**Rows**
+---+
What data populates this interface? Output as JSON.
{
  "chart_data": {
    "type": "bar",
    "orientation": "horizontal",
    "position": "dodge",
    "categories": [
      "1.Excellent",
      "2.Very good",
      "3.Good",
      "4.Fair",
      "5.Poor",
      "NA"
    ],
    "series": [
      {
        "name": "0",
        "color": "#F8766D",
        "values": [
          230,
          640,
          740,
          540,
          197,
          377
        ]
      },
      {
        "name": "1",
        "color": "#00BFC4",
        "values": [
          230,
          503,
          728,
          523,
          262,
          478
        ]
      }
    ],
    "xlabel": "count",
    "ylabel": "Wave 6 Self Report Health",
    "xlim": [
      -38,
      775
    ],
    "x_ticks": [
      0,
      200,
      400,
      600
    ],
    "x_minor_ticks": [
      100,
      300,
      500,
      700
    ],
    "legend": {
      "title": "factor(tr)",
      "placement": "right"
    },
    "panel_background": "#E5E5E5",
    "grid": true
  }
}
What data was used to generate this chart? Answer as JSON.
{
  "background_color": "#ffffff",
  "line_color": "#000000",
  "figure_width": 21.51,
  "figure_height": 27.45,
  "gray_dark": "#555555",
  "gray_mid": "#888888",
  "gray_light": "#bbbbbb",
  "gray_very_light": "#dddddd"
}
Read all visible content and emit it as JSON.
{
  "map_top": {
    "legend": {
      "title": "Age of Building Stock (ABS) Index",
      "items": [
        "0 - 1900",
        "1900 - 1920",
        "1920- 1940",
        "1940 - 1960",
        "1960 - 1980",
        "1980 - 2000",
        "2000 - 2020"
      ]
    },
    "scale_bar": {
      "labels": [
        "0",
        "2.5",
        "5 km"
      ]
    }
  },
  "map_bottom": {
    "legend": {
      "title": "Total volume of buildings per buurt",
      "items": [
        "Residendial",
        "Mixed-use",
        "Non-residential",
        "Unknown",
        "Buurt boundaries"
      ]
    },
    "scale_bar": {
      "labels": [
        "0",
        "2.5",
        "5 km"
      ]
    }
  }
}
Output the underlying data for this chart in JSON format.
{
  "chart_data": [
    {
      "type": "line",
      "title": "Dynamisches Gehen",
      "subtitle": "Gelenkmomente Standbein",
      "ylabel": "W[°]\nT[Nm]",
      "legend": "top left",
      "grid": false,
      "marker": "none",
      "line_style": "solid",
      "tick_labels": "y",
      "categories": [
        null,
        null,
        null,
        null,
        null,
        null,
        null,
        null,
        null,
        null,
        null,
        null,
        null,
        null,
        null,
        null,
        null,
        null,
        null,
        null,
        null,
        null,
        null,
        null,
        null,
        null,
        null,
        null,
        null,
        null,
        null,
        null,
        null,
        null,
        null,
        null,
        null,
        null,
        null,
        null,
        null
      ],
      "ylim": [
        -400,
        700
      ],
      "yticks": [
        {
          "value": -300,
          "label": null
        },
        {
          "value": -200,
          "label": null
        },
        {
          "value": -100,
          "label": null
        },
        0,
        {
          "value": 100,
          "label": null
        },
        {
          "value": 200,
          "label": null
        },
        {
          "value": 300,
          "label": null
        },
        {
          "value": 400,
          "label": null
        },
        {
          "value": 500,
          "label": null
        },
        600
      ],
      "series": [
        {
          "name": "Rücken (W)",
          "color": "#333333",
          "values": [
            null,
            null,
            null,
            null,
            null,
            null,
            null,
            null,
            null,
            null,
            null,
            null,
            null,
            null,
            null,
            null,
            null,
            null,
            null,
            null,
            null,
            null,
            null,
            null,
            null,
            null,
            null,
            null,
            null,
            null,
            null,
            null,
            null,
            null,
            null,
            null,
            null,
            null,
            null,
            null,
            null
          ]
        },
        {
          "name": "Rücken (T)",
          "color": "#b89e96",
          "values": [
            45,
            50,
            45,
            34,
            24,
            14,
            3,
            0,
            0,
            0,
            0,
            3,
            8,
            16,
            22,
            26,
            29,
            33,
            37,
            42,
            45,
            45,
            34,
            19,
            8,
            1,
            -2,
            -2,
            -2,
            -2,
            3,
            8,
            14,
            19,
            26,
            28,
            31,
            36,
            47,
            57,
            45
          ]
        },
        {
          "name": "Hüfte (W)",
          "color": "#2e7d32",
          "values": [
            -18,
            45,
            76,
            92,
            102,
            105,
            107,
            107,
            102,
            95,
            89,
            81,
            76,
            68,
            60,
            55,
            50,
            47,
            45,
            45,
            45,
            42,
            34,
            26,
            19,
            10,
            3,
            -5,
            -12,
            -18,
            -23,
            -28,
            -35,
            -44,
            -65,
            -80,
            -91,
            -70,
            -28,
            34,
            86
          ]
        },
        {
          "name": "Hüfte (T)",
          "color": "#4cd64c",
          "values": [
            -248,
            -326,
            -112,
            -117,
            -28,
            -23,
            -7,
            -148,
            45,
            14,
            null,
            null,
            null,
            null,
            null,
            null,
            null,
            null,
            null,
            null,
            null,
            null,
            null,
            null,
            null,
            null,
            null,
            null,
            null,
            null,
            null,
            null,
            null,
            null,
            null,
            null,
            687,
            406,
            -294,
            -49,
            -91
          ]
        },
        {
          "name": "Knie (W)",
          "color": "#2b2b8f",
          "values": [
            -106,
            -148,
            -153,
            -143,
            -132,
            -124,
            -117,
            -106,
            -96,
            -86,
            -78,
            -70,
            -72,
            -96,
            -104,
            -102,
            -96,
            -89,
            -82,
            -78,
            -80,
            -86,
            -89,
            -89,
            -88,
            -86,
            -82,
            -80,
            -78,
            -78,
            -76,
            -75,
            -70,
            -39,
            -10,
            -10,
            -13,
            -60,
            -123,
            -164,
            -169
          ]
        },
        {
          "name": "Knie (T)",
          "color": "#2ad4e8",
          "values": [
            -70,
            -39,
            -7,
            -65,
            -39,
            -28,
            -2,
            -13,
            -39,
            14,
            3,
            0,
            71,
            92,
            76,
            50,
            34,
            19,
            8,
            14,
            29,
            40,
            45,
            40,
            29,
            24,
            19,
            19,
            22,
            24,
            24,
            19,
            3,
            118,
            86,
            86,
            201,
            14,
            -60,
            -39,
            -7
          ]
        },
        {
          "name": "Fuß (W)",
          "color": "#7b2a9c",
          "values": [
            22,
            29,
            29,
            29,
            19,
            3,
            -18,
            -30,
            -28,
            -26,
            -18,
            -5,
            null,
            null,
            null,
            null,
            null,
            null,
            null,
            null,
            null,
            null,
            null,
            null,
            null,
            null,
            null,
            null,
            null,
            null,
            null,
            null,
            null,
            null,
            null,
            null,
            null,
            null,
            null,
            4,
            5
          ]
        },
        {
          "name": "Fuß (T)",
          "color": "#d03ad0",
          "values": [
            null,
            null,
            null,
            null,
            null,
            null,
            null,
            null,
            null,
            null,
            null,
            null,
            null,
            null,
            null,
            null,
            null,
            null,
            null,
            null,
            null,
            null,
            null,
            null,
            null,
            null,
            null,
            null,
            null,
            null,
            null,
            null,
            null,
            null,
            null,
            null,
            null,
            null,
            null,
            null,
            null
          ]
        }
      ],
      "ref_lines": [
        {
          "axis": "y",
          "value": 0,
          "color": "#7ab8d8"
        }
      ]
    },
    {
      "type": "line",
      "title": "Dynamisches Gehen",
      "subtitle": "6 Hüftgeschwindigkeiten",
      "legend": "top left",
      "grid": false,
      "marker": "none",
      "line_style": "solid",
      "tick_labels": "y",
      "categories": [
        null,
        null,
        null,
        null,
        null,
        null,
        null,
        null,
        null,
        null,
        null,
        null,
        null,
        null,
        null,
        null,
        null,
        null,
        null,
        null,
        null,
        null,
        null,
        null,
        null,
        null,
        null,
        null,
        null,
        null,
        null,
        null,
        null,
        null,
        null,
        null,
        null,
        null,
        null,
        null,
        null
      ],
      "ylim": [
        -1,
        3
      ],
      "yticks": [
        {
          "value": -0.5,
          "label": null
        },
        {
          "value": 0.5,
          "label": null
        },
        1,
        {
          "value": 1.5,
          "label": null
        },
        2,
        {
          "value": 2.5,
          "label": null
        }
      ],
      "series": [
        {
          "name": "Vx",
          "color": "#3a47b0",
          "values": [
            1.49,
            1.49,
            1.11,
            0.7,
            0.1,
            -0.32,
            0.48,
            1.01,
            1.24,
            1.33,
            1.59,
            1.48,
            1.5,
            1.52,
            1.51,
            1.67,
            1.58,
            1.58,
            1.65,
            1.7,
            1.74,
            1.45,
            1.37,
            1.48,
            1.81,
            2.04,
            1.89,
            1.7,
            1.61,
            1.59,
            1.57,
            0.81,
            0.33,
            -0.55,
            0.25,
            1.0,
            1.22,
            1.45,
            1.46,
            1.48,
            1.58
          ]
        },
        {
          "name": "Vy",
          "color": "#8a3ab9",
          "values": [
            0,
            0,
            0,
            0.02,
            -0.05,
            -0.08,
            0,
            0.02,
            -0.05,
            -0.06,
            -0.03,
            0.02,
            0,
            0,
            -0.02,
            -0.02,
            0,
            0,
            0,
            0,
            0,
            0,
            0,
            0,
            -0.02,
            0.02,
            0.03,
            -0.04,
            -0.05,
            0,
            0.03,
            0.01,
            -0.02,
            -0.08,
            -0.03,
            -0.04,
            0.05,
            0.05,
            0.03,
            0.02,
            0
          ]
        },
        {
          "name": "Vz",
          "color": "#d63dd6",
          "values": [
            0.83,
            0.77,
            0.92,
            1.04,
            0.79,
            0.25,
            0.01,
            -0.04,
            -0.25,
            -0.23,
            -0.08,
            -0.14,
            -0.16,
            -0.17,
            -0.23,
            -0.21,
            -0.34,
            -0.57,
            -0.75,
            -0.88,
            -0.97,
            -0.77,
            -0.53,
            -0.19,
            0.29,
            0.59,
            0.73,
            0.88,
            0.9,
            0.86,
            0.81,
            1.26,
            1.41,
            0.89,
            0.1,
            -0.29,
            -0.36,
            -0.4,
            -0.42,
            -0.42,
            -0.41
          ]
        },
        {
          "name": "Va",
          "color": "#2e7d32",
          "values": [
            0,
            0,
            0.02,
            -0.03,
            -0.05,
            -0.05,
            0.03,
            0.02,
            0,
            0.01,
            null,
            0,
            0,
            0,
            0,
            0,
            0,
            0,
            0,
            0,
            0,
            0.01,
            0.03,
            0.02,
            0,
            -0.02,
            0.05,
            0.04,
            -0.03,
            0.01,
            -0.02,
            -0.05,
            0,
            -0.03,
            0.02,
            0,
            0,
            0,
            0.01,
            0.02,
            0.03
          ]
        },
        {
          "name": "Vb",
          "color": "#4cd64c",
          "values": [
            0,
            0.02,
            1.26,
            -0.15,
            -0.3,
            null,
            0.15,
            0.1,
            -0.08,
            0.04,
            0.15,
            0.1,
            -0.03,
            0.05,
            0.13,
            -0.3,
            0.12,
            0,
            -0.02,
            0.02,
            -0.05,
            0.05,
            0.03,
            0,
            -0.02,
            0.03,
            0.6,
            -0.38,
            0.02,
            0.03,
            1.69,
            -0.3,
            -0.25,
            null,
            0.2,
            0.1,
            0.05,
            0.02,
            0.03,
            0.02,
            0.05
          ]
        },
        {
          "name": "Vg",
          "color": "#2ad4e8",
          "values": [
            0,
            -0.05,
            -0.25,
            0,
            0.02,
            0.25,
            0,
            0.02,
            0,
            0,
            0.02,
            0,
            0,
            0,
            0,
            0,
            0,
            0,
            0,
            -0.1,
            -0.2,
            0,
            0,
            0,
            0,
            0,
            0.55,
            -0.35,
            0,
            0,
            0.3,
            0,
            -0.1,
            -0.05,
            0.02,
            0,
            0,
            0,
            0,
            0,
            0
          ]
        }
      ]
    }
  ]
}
+---+
**To do**
Identify each line in the records above containing the word "What"; copy those lines.

**Output of the exercise**
What data populates this interface? Output as JSON.
What data was used to generate this chart? Answer as JSON.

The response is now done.